**PROBLEM TO SOLVE**
Output each line exactly as it appears, skipping any embedded picture.

**DATA TO USE**

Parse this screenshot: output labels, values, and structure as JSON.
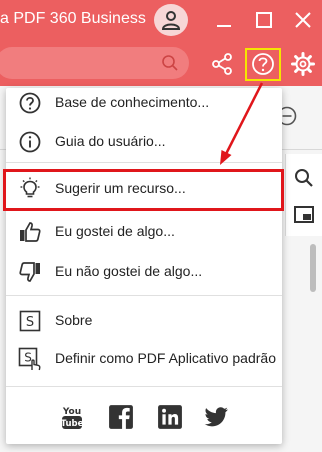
{
  "window": {
    "title": "a PDF 360 Business"
  },
  "menu": {
    "items": [
      {
        "label": "Base de conhecimento...",
        "icon": "help-circle-icon"
      },
      {
        "label": "Guia do usuário...",
        "icon": "info-icon"
      },
      {
        "label": "Sugerir um recurso...",
        "icon": "lightbulb-icon"
      },
      {
        "label": "Eu gostei de algo...",
        "icon": "thumbs-up-icon"
      },
      {
        "label": "Eu não gostei de algo...",
        "icon": "thumbs-down-icon"
      },
      {
        "label": "Sobre",
        "icon": "app-logo-icon"
      },
      {
        "label": "Definir como PDF Aplicativo padrão",
        "icon": "set-default-app-icon"
      }
    ],
    "social": [
      "youtube-icon",
      "facebook-icon",
      "linkedin-icon",
      "twitter-icon"
    ]
  },
  "colors": {
    "titlebar": "#ec5f60",
    "annotation_red": "#e0161b",
    "annotation_yellow": "#f5e600"
  }
}
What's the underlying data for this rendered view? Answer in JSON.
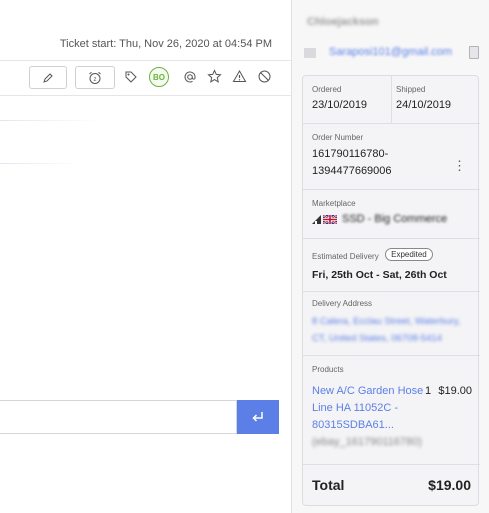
{
  "ticket": {
    "start_text": "Ticket start: Thu, Nov 26, 2020 at 04:54 PM",
    "badge_initials": "BO"
  },
  "icons": {
    "edit": "pencil-icon",
    "snooze": "alarm-clock-icon",
    "tag": "tag-icon",
    "mention": "at-icon",
    "star": "star-icon",
    "warning": "warning-icon",
    "block": "block-icon",
    "send": "enter-arrow-icon"
  },
  "customer": {
    "name": "Chloejackson",
    "email": "Saraposi101@gmail.com"
  },
  "order": {
    "ordered_label": "Ordered",
    "ordered_value": "23/10/2019",
    "shipped_label": "Shipped",
    "shipped_value": "24/10/2019",
    "number_label": "Order Number",
    "number_line1": "161790116780-",
    "number_line2": "1394477669006",
    "marketplace_label": "Marketplace",
    "marketplace_value": "SSD - Big Commerce",
    "delivery_label": "Estimated Delivery",
    "delivery_badge": "Expedited",
    "delivery_value": "Fri, 25th Oct - Sat, 26th Oct",
    "address_label": "Delivery Address",
    "address_line1": "8 Calera, Ecclau Street, Waterbury,",
    "address_line2": "CT, United States, 06708-5414",
    "products_label": "Products",
    "product_name_line1": "New A/C Garden Hose",
    "product_name_line2": "Line HA 11052C -",
    "product_name_line3": "80315SDBA61...",
    "product_sku": "(ebay_161790116780)",
    "product_qty": "1",
    "product_price": "$19.00",
    "total_label": "Total",
    "total_value": "$19.00"
  },
  "colors": {
    "accent": "#5b7fe6",
    "badge_green": "#6db33f"
  }
}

**CORRECT OUTPUT**
Parse this screenshot: output labels, values, and structure as JSON.
{
  "window": {
    "title": "a PDF 360 Business"
  },
  "menu": {
    "items": [
      {
        "label": "Base de conhecimento...",
        "icon": "help-circle-icon"
      },
      {
        "label": "Guia do usuário...",
        "icon": "info-icon"
      },
      {
        "label": "Sugerir um recurso...",
        "icon": "lightbulb-icon"
      },
      {
        "label": "Eu gostei de algo...",
        "icon": "thumbs-up-icon"
      },
      {
        "label": "Eu não gostei de algo...",
        "icon": "thumbs-down-icon"
      },
      {
        "label": "Sobre",
        "icon": "app-logo-icon"
      },
      {
        "label": "Definir como PDF Aplicativo padrão",
        "icon": "set-default-app-icon"
      }
    ],
    "social": [
      "youtube-icon",
      "facebook-icon",
      "linkedin-icon",
      "twitter-icon"
    ]
  },
  "colors": {
    "titlebar": "#ec5f60",
    "annotation_red": "#e0161b",
    "annotation_yellow": "#f5e600"
  }
}
What's the underlying data for this rendered view? Answer in JSON.
{
  "ticket": {
    "start_text": "Ticket start: Thu, Nov 26, 2020 at 04:54 PM",
    "badge_initials": "BO"
  },
  "icons": {
    "edit": "pencil-icon",
    "snooze": "alarm-clock-icon",
    "tag": "tag-icon",
    "mention": "at-icon",
    "star": "star-icon",
    "warning": "warning-icon",
    "block": "block-icon",
    "send": "enter-arrow-icon"
  },
  "customer": {
    "name": "Chloejackson",
    "email": "Saraposi101@gmail.com"
  },
  "order": {
    "ordered_label": "Ordered",
    "ordered_value": "23/10/2019",
    "shipped_label": "Shipped",
    "shipped_value": "24/10/2019",
    "number_label": "Order Number",
    "number_line1": "161790116780-",
    "number_line2": "1394477669006",
    "marketplace_label": "Marketplace",
    "marketplace_value": "SSD - Big Commerce",
    "delivery_label": "Estimated Delivery",
    "delivery_badge": "Expedited",
    "delivery_value": "Fri, 25th Oct - Sat, 26th Oct",
    "address_label": "Delivery Address",
    "address_line1": "8 Calera, Ecclau Street, Waterbury,",
    "address_line2": "CT, United States, 06708-5414",
    "products_label": "Products",
    "product_name_line1": "New A/C Garden Hose",
    "product_name_line2": "Line HA 11052C -",
    "product_name_line3": "80315SDBA61...",
    "product_sku": "(ebay_161790116780)",
    "product_qty": "1",
    "product_price": "$19.00",
    "total_label": "Total",
    "total_value": "$19.00"
  },
  "colors": {
    "accent": "#5b7fe6",
    "badge_green": "#6db33f"
  }
}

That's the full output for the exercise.